WHAT TO PRODUCE
Copy out all lines with the word "Megjegyzés" in them.

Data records
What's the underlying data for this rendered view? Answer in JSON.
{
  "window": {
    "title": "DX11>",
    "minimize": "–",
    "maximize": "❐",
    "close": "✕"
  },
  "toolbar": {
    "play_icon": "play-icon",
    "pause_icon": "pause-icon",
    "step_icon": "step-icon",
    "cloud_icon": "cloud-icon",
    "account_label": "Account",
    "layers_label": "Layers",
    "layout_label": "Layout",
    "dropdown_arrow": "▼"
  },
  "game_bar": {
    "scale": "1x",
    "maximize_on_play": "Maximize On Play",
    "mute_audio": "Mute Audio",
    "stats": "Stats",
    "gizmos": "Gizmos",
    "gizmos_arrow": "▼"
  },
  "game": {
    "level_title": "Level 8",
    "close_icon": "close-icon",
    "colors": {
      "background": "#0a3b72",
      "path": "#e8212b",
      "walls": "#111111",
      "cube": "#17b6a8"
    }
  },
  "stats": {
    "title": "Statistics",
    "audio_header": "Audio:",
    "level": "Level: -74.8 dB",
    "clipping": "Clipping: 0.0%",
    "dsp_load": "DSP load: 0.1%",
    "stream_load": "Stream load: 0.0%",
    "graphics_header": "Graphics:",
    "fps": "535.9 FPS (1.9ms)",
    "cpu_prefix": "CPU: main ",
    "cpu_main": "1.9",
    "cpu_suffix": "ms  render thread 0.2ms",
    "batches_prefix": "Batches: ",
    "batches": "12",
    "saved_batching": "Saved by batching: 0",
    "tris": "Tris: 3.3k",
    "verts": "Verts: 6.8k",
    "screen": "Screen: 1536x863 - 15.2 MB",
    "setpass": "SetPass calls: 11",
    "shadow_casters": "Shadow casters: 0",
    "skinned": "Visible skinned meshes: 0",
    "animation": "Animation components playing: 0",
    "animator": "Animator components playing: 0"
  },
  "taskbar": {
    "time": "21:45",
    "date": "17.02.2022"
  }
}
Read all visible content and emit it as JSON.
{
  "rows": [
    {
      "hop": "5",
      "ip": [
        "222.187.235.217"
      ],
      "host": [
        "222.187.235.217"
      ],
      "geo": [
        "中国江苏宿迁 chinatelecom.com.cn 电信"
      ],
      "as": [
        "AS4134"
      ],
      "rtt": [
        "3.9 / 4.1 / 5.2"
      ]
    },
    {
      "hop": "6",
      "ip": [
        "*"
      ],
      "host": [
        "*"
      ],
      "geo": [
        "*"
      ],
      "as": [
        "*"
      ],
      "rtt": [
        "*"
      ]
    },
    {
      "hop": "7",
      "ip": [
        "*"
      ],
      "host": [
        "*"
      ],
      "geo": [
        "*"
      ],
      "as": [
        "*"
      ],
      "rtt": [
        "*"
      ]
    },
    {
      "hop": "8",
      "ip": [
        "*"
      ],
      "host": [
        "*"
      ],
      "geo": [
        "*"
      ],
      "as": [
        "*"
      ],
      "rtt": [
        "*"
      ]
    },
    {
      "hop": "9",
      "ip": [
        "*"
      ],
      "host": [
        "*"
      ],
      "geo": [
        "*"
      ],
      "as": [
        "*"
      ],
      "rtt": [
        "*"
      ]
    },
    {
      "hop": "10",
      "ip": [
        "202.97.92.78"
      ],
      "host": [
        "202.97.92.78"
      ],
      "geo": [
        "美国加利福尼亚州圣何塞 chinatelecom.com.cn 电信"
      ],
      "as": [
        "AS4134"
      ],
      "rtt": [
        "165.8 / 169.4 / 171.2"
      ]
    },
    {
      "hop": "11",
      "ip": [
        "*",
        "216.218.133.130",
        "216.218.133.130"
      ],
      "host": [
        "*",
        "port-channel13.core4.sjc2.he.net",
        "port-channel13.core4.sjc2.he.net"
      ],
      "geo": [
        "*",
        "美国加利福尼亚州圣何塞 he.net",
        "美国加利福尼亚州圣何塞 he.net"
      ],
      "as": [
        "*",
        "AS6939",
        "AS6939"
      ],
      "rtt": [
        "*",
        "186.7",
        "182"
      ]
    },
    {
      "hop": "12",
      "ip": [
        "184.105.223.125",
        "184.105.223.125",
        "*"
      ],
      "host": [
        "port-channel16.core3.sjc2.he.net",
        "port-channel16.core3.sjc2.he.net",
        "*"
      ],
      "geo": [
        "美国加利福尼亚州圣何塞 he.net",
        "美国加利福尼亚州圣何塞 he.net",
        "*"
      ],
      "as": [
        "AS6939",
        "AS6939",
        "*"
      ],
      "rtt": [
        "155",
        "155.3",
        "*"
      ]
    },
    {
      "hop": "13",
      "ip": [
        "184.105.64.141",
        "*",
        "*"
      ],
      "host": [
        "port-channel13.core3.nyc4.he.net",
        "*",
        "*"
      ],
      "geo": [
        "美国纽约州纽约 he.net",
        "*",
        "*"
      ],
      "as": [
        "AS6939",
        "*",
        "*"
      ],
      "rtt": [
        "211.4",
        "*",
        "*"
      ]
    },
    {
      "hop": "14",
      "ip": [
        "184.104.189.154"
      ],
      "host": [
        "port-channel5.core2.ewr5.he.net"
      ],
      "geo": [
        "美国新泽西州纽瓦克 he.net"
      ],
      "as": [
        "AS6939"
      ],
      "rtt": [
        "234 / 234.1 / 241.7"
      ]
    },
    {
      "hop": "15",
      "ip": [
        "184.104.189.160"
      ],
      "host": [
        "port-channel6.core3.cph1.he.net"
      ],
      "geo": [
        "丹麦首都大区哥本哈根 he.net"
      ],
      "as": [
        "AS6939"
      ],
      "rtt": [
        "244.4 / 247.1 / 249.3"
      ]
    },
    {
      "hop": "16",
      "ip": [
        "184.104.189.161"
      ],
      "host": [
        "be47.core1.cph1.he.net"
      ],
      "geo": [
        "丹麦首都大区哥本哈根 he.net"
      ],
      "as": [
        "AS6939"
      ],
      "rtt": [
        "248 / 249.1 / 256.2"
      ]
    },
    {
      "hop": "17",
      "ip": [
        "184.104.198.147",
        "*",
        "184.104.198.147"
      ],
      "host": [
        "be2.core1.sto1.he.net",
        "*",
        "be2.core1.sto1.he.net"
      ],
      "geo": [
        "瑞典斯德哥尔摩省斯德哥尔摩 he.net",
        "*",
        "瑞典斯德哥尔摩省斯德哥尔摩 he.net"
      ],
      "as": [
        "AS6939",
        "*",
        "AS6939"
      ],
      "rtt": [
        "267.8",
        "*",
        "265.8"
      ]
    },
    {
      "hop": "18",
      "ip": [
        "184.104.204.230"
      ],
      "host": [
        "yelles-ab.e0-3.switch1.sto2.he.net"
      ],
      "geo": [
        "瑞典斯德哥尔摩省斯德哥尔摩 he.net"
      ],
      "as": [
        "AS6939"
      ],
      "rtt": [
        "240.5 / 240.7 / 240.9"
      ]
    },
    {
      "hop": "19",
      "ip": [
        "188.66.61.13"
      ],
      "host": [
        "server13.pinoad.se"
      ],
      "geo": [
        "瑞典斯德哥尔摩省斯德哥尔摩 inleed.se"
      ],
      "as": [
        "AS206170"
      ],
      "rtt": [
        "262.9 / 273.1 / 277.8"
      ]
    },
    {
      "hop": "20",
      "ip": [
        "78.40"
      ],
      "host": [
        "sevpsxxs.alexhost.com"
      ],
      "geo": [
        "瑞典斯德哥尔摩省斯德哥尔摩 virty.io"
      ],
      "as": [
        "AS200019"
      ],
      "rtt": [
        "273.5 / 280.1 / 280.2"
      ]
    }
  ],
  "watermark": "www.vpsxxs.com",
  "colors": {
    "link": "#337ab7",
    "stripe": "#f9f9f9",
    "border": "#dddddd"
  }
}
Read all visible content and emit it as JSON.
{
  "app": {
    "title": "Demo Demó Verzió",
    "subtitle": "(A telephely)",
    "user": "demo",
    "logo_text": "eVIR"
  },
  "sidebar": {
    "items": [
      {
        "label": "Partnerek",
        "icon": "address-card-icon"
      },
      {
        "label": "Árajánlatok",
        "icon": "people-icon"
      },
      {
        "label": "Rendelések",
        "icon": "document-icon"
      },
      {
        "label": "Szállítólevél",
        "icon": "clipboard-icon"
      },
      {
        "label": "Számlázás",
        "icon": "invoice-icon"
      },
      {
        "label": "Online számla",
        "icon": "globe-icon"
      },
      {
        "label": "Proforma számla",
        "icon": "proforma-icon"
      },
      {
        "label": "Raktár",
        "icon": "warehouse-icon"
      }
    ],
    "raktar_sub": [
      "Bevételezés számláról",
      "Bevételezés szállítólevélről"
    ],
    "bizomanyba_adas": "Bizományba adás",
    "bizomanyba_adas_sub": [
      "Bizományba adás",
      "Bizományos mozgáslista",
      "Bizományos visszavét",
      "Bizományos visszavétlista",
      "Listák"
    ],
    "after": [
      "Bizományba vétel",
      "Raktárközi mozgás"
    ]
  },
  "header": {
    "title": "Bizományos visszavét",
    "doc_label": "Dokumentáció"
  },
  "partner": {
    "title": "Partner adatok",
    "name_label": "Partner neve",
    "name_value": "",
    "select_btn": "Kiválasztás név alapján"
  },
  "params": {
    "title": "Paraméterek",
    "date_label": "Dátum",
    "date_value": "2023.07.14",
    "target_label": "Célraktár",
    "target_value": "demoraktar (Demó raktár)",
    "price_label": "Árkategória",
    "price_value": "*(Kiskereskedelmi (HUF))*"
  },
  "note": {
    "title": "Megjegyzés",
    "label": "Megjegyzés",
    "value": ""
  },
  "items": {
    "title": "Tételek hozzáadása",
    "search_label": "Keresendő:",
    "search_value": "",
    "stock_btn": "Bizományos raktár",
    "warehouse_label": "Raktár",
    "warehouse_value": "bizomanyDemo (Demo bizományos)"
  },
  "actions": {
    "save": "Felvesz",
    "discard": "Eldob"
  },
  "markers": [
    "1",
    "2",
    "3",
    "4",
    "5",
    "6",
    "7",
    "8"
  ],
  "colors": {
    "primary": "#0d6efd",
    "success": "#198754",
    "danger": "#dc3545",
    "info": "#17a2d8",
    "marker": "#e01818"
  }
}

OUTPUT
    "title": "Megjegyzés",
    "label": "Megjegyzés",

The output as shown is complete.